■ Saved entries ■

Begin

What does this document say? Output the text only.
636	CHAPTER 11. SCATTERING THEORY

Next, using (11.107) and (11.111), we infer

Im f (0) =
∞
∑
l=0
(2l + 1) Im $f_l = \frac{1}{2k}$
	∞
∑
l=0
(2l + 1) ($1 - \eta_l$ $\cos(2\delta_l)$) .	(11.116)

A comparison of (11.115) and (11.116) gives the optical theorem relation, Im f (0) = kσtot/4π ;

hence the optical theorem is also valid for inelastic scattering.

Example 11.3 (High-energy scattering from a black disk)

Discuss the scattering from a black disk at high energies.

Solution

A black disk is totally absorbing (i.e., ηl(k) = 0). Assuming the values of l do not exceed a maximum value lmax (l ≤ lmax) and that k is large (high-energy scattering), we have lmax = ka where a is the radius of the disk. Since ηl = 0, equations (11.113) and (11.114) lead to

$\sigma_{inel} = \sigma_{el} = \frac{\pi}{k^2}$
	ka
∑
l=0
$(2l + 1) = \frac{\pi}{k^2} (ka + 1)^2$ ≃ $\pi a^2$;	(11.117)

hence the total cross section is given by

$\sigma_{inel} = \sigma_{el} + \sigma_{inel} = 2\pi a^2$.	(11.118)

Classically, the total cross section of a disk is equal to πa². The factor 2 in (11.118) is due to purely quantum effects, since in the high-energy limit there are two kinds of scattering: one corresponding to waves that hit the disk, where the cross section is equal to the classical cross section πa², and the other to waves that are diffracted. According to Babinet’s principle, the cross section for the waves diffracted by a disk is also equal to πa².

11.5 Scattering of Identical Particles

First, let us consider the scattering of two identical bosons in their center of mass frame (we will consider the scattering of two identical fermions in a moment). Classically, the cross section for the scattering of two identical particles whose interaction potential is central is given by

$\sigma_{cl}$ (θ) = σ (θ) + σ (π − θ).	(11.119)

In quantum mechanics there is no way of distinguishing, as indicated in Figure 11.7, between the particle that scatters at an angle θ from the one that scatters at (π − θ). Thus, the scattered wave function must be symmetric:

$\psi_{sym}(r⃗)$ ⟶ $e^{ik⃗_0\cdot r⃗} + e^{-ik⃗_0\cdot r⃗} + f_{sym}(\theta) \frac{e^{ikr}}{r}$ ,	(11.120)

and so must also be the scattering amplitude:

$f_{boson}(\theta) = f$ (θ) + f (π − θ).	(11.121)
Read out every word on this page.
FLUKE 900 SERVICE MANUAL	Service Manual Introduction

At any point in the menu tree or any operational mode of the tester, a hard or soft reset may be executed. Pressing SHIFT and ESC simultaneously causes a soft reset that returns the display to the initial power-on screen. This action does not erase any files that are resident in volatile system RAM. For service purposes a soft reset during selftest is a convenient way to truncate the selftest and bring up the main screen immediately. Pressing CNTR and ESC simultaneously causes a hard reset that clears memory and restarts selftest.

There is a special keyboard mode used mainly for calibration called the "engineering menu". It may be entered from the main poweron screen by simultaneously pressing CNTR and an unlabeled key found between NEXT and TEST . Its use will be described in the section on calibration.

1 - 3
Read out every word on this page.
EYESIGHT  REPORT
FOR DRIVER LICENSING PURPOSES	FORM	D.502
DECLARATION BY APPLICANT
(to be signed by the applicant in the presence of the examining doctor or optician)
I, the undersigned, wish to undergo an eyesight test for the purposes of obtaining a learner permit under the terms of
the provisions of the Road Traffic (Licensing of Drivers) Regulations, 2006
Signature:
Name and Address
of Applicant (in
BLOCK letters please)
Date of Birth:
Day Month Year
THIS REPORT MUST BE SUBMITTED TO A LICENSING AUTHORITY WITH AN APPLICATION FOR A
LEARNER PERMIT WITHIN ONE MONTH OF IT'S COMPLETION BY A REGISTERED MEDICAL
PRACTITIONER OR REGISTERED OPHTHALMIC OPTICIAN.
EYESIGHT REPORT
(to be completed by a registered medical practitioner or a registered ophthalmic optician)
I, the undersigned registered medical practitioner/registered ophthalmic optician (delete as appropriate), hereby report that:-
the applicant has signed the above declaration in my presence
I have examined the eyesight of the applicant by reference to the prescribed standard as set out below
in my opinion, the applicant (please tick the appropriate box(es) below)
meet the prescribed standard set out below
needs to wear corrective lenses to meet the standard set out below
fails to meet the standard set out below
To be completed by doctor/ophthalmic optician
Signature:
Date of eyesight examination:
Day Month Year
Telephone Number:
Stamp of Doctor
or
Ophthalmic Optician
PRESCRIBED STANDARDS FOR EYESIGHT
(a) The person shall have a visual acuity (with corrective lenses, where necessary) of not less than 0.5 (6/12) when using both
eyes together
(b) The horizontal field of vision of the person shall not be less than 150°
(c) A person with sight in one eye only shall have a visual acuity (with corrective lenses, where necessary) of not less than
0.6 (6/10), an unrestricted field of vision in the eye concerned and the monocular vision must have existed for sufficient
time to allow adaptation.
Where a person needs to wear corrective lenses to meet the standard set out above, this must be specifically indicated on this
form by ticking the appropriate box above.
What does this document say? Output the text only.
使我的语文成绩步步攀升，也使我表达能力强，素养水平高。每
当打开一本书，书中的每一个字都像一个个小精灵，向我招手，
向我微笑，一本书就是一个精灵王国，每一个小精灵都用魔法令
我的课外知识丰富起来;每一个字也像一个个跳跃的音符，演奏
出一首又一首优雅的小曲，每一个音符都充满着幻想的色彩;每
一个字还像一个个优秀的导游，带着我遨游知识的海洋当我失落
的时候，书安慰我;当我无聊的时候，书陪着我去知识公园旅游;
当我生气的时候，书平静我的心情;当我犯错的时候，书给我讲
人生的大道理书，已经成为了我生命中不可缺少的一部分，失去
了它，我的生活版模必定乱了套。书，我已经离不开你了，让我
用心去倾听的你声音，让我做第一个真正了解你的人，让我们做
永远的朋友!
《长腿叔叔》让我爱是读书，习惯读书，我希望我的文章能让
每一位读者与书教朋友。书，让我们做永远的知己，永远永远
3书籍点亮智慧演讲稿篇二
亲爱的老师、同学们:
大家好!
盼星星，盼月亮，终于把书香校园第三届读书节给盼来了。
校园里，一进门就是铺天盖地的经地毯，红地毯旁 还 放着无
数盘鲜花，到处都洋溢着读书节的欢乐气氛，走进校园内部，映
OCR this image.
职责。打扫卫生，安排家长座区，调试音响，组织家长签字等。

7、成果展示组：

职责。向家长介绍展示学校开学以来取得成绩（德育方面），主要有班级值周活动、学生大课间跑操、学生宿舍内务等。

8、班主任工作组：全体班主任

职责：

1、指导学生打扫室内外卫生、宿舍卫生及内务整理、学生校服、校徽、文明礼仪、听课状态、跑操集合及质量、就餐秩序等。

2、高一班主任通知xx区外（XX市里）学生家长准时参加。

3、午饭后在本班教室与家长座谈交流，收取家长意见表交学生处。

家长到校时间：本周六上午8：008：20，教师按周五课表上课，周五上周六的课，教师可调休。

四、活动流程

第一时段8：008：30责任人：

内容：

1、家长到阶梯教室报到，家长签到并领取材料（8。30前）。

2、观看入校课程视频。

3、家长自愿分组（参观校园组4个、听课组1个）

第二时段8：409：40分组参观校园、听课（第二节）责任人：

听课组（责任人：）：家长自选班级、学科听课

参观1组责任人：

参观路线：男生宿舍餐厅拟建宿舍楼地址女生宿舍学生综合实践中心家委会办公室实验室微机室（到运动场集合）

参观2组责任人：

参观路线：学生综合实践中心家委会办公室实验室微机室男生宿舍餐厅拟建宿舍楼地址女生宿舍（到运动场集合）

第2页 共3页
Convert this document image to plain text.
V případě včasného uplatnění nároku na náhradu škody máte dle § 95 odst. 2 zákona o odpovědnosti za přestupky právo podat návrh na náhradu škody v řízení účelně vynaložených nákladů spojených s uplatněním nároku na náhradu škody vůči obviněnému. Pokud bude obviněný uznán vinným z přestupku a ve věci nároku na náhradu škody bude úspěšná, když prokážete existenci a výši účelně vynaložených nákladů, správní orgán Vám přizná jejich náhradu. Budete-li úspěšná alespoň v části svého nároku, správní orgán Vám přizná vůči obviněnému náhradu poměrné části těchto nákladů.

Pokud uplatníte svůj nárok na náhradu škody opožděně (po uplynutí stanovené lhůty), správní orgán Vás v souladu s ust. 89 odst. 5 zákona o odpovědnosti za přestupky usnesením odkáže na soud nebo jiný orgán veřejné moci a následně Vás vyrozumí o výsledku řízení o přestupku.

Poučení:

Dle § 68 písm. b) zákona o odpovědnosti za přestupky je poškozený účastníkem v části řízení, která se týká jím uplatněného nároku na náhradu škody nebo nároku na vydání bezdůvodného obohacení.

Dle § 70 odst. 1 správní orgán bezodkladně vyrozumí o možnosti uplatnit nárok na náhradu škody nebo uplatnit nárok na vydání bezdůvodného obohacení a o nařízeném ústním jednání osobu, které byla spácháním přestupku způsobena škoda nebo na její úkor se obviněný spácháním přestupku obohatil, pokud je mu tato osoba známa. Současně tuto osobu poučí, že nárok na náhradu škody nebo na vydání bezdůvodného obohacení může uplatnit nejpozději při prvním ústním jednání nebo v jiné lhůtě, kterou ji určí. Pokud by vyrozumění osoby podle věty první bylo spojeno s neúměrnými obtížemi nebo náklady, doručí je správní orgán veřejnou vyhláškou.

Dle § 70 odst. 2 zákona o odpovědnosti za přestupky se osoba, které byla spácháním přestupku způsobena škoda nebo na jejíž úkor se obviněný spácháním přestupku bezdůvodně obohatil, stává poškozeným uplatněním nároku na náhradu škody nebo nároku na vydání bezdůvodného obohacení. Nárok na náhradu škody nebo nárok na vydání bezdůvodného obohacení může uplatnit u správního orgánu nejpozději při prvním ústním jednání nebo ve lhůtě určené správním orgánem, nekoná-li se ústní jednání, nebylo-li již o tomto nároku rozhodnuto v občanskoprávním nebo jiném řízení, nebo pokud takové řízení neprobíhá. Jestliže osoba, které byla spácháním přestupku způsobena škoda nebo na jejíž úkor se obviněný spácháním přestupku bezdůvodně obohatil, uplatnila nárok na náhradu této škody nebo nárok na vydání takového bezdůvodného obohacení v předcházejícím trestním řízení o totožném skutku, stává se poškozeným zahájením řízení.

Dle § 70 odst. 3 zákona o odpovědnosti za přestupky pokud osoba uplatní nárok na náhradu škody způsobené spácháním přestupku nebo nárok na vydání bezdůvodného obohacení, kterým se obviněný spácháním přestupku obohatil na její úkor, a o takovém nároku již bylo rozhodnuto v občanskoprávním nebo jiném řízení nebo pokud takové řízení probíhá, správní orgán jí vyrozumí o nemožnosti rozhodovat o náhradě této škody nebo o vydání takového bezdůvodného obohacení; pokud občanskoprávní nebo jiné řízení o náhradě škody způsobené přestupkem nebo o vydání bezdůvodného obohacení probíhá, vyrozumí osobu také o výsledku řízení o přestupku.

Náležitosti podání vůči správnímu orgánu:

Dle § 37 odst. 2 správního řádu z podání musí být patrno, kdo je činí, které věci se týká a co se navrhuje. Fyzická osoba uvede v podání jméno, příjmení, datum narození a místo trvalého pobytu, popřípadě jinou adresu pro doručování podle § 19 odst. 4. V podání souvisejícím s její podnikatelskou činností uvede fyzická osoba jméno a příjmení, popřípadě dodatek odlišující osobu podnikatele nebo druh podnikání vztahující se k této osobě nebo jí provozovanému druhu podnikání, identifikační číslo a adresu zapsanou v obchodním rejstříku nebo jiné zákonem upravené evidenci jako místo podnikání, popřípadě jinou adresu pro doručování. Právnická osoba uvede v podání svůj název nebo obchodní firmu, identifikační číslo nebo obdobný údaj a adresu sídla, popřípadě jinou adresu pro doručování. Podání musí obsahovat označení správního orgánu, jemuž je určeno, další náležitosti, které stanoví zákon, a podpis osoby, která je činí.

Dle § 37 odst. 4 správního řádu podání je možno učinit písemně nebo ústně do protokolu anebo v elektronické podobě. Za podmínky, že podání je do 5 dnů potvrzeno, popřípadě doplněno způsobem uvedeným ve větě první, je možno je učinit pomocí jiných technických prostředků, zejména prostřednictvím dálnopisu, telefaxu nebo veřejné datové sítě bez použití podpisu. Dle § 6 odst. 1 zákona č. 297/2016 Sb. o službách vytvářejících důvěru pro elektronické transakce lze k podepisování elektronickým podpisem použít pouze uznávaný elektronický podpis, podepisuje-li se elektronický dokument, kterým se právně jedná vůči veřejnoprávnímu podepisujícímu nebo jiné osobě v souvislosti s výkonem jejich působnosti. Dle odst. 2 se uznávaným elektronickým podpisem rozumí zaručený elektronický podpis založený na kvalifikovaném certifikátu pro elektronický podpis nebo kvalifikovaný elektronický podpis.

End

Copy out each line of the data where the string "using" appears.

■ RESPONSE TO THIS EXERCISE ■
Next, using (11.107) and (11.111), we infer
(a) The person shall have a visual acuity (with corrective lenses, where necessary) of not less than 0.5 (6/12) when using both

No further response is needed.